> [TASKS]:
**A.** Answer these questions about the bushfire account:
(i) Around what time was it when the light disappeared?
(ii) How far away were they when ash fell?
(iii) Since which fires had the old ute been in service?
**B.** Transcribe the bushfire account from "2013 Aberfeldy CFA, Paddocks, The" to "the trucks couldn’t.".

It was a swelteringly hot day. It had been a hot summer. We could see the plumes of smoke to the south. Slowly we noticed the smoke grow and move. Like curtains, it spread east and west. The smoke crept around the sky until it reached a point north-east. As soon as the two blankets met the light disappeared and twilight took us. It was around 3 pm, yet after the two smoke points left it could have been 8 pm. We knew this was bad. I can still remember the worry that gripped us. Ash fell despite us being forty kilometres away as the crow flies. We covered the pool with the blanket to try to keep the water clean, went inside, and turned on the news and the fire radio.

We waited.

2013 Aberfeldy CFA, Paddocks, The Sword and The Fire, Racing Through Flames My cousins had to leave their house as the fire threatened them. It actually burnt their shed and melted their pool. I had been called up. It was my fourth year officially in the CFA, so I had seen some action before, but this was a proper bushfire. It jumped rivers and raced through forests. I wasn’t on a truck this time. I was on an old ute that had been in service since the Ash Wednesday fires in 1983. We were amongst a small scrub with fire around us, since the ute could get to the spots the trucks couldn’t.

Stored entries
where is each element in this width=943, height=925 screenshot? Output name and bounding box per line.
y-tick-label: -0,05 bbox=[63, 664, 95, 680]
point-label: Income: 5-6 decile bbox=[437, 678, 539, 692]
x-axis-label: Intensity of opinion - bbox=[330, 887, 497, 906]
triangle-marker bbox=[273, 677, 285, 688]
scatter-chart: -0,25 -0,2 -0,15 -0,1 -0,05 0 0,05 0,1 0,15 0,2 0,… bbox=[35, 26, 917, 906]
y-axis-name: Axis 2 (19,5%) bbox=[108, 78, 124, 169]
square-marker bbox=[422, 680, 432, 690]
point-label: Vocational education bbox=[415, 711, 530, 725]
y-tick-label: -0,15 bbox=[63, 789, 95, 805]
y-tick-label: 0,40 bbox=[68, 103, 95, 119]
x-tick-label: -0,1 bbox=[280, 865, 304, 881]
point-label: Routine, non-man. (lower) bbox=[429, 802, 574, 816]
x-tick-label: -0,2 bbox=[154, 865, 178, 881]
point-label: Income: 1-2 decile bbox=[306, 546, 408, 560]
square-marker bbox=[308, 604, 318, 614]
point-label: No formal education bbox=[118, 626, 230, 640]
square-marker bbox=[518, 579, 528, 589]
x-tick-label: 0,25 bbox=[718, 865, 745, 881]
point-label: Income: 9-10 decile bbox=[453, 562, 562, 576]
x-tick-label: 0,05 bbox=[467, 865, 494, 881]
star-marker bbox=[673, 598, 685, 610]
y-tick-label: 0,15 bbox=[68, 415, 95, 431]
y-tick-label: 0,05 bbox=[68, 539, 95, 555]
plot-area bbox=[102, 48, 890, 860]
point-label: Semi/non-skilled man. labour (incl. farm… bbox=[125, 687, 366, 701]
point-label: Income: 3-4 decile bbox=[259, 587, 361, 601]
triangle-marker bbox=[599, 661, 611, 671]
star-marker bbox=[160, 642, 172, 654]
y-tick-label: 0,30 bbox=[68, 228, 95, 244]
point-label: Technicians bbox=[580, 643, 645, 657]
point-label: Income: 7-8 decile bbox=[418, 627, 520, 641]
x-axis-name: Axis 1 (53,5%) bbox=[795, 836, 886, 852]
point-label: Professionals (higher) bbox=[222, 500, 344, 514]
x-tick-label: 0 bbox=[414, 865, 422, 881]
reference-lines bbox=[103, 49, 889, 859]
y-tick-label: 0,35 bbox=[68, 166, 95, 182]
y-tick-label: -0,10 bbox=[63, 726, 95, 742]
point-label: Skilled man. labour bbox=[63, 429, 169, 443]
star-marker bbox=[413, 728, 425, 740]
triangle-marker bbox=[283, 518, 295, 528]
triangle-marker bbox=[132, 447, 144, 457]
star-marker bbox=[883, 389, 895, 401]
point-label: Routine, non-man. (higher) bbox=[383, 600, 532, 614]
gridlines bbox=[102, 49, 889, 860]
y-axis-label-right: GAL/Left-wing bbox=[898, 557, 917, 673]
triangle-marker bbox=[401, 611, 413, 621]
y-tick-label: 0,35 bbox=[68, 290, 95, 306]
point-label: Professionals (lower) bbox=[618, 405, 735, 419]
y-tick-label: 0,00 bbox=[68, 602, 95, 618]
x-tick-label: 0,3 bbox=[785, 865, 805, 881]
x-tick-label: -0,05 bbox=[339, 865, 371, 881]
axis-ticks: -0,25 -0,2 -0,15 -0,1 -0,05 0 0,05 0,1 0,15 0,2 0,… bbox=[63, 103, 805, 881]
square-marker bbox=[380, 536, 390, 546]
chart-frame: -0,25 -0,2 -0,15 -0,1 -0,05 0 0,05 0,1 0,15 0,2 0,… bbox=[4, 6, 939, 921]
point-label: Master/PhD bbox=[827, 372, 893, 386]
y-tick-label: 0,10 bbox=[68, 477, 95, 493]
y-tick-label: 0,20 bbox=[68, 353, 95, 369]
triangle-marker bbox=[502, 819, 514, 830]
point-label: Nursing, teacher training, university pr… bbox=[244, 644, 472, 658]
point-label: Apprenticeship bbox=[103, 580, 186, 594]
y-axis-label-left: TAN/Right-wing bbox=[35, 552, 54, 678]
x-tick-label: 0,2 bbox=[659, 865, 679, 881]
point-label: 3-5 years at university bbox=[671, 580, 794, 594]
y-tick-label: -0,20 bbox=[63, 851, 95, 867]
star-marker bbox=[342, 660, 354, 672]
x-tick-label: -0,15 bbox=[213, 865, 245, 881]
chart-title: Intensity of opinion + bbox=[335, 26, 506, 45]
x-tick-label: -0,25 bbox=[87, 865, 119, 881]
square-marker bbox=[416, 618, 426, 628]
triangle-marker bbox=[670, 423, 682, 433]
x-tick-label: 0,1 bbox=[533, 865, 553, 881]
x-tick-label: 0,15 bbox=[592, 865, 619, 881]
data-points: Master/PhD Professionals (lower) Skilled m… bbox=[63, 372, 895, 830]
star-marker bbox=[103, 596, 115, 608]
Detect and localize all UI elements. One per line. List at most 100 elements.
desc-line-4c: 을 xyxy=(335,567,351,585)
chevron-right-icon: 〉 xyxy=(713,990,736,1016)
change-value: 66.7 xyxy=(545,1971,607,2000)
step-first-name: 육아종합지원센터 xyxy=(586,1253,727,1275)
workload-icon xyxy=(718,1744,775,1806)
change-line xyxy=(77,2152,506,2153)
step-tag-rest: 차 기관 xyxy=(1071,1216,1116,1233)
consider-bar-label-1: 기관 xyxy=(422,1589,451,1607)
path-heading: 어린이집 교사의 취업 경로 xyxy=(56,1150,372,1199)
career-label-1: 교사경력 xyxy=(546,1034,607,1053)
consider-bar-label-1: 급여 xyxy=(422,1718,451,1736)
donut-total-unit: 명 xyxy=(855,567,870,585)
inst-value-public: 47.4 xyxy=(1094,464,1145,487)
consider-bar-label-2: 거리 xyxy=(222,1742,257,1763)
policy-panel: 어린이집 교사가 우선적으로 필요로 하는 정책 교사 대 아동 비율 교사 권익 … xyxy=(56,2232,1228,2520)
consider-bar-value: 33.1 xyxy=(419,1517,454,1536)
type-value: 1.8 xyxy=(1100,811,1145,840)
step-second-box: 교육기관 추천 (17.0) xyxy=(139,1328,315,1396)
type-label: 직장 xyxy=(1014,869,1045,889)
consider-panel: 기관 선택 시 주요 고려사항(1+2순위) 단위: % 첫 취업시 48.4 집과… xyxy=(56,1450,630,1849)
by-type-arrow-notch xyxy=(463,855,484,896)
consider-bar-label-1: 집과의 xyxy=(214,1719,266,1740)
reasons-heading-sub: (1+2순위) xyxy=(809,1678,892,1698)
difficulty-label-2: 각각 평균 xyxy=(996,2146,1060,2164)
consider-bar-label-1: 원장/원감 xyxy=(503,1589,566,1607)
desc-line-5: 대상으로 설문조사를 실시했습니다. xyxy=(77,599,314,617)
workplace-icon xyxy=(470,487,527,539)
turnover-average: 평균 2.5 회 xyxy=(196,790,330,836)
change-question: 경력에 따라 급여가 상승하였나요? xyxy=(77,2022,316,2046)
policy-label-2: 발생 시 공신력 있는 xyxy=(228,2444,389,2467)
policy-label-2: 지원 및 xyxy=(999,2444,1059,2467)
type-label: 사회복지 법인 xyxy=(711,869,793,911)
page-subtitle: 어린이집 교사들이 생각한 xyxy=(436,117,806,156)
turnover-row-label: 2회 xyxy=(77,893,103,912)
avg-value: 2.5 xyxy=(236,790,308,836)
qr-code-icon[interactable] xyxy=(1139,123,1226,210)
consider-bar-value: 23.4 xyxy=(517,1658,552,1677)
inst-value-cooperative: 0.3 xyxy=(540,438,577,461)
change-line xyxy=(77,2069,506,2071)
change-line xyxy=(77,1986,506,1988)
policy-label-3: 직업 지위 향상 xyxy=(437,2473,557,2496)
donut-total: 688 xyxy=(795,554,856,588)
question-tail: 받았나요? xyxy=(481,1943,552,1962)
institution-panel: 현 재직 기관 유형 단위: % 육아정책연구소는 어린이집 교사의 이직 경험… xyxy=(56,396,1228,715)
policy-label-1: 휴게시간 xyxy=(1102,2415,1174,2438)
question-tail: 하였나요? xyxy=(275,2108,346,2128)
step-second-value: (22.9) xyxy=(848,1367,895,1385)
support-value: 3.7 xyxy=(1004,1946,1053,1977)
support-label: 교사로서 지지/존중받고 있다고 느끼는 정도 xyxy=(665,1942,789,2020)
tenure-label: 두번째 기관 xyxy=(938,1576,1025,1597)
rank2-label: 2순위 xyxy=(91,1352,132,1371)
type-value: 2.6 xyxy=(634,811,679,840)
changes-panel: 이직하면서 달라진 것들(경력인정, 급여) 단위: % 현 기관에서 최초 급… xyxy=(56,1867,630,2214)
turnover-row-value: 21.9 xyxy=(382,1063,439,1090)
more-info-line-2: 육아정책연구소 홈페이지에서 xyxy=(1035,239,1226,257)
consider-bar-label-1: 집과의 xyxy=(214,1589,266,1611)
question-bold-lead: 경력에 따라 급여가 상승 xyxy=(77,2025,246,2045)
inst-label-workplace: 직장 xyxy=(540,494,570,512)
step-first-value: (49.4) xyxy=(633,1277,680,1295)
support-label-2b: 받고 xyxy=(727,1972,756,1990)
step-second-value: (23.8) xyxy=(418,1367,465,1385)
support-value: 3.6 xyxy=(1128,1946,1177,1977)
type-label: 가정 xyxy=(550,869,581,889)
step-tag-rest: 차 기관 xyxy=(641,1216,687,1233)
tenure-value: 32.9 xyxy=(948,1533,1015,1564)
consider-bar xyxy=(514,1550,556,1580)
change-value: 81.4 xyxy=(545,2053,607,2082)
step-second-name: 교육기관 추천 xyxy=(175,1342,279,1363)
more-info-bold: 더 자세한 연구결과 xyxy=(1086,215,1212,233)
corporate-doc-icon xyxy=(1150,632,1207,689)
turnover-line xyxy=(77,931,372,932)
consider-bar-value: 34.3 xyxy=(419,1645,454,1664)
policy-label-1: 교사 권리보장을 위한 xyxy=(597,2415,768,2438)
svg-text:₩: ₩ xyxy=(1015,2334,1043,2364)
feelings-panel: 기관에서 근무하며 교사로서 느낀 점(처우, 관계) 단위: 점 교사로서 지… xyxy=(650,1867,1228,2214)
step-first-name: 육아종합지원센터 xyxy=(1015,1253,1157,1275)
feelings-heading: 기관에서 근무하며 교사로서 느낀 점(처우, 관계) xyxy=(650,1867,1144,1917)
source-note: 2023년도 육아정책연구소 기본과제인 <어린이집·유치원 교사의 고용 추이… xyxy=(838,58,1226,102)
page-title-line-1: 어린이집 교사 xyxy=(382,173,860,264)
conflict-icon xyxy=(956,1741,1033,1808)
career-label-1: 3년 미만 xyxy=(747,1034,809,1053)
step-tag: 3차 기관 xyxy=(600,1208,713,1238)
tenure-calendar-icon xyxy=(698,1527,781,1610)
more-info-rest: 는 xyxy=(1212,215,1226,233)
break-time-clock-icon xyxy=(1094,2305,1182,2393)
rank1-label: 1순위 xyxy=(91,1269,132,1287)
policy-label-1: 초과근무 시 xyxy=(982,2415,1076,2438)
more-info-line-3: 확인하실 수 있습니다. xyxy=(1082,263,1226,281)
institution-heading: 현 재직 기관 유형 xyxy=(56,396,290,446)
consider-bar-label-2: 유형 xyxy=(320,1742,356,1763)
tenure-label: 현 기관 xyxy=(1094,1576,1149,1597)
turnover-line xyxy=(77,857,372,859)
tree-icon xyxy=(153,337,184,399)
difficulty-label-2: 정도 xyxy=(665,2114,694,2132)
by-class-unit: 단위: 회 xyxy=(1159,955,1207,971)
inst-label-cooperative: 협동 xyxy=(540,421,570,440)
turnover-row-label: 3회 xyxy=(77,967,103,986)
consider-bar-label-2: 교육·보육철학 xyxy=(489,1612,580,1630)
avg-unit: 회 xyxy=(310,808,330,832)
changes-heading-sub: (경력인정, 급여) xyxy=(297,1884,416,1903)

> [REPLIES]:
**A.**
(i) Around 3 pm
(ii) Forty kilometres as the crow flies
(iii) The Ash Wednesday fires in 1983

**B.**
2013 Aberfeldy CFA, Paddocks, The Sword and The Fire, Racing Through Flames My cousins had to leave their house as the fire threatened them. It actually burnt their shed and melted their pool. I had been called up. It was my fourth year officially in the CFA, so I had seen some action before, but this was a proper bushfire. It jumped rivers and raced through forests. I wasn’t on a truck this time. I was on an old ute that had been in service since the Ash Wednesday fires in 1983. We were amongst a small scrub with fire around us, since the ute could get to the spots the trucks couldn’t.